• Stated exercise
Extract every line of the records below that contains the string "axis". Treat uppercase and lowercase as different.

• Entries

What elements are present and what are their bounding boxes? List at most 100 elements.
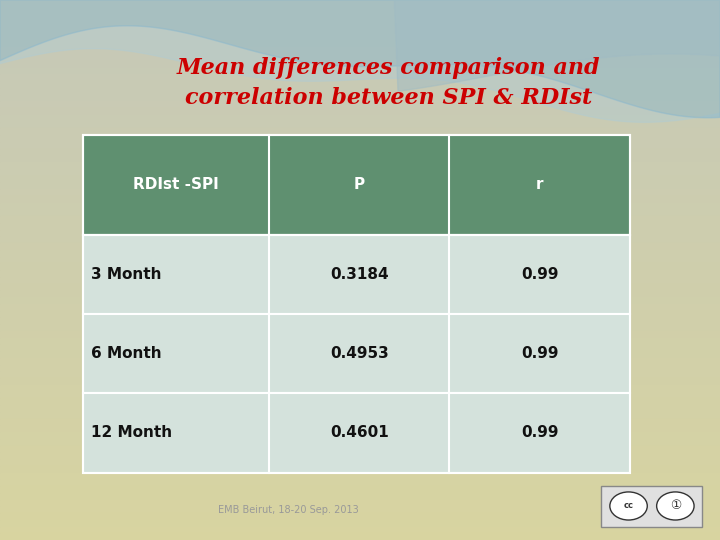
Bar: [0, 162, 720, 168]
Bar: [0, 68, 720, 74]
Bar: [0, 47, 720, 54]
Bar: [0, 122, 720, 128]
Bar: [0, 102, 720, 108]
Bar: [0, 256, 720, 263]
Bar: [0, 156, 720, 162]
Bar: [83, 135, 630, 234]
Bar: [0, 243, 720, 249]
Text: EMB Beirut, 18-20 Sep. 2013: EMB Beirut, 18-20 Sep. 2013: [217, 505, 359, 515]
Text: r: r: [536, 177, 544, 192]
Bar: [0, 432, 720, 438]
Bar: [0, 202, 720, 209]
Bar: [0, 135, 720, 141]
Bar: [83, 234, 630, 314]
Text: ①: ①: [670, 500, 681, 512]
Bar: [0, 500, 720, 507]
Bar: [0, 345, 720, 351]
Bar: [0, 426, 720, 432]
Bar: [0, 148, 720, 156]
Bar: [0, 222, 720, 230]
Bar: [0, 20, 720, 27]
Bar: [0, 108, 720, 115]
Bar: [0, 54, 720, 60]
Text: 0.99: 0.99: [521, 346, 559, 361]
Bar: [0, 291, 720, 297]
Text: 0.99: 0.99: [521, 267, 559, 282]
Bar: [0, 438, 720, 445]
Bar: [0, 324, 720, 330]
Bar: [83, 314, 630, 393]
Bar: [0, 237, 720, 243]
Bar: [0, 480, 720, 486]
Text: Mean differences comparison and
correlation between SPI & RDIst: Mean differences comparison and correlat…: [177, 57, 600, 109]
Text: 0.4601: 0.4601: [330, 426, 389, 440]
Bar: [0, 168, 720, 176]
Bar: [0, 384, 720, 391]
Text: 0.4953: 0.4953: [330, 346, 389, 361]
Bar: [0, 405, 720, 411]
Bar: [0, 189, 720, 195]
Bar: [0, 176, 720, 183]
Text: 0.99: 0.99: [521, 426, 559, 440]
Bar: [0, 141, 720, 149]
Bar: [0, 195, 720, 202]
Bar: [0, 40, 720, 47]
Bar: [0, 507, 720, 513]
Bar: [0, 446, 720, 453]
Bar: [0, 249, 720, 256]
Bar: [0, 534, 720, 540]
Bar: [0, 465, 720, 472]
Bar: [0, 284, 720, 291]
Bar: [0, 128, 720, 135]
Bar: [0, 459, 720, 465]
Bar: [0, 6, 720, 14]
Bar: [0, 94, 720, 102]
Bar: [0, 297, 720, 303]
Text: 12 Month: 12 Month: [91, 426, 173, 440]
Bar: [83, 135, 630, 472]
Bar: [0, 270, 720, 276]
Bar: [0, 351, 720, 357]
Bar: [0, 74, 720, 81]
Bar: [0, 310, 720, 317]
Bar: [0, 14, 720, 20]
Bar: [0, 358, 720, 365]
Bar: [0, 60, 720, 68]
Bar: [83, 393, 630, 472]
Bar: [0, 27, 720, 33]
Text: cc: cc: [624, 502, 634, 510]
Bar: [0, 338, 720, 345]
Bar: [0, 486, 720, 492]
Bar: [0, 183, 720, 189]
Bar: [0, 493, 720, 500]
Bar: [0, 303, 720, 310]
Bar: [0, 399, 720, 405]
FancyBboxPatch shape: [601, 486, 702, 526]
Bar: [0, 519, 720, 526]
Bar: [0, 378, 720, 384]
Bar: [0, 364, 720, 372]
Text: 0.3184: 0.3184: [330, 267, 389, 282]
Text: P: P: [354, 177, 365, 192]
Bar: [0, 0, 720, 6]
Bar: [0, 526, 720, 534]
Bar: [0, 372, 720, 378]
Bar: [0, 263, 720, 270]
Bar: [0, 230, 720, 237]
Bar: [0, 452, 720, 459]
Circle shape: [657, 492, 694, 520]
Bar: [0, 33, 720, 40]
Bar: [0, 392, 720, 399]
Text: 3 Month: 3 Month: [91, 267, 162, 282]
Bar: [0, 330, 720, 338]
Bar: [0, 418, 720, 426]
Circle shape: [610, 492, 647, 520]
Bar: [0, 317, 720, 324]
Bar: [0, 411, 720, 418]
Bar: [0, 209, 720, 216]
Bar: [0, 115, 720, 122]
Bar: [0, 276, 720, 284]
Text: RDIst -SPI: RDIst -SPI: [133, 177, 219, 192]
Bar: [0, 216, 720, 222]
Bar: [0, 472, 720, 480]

* * *

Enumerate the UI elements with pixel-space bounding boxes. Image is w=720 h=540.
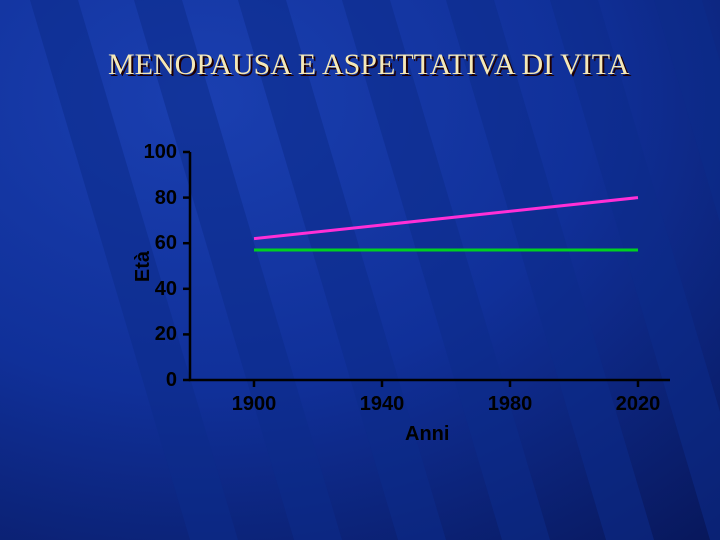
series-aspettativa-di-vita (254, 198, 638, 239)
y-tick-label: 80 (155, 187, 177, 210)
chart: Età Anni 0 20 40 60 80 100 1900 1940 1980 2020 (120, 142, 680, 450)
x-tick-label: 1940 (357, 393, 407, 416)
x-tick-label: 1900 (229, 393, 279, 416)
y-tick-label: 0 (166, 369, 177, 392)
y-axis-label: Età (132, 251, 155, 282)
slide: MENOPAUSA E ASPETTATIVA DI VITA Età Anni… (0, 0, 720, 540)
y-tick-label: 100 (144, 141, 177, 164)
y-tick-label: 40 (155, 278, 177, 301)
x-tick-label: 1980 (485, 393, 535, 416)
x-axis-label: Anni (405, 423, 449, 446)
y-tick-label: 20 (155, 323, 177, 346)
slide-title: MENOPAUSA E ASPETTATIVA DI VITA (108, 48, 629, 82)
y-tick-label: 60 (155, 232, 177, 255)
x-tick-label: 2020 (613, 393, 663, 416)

---

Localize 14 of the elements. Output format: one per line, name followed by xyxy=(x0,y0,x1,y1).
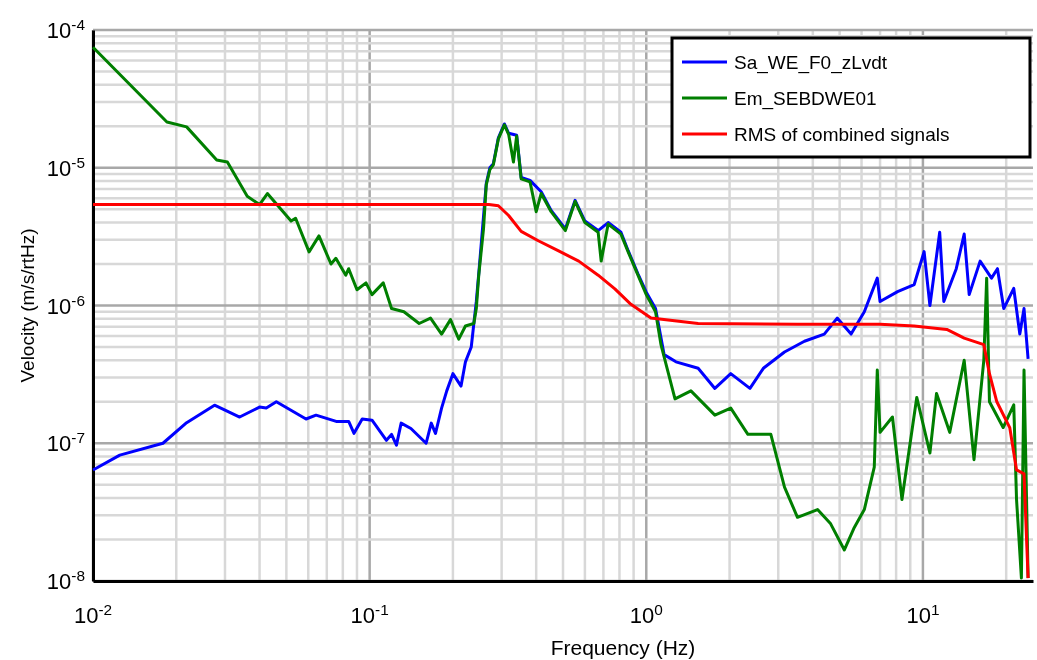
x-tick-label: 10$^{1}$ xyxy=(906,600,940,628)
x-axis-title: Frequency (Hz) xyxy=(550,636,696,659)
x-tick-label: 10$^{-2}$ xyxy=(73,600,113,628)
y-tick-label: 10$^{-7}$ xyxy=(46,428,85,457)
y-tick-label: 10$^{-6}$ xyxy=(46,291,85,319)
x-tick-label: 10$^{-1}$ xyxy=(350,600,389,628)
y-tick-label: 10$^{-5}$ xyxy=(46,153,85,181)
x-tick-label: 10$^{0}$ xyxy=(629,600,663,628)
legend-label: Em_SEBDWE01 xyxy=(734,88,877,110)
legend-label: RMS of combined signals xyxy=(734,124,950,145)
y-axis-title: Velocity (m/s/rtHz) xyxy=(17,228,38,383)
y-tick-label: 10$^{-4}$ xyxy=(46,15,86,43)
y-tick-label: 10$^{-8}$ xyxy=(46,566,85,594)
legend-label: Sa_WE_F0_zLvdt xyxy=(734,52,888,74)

• Worked answer
y-axis-label: Età (132, 251, 155, 282)
x-axis-label: Anni (405, 423, 449, 446)
x-axis-title: Frequency (Hz) xyxy=(550,636,696,659)
y-axis-title: Velocity (m/s/rtHz) xyxy=(17,228,38,383)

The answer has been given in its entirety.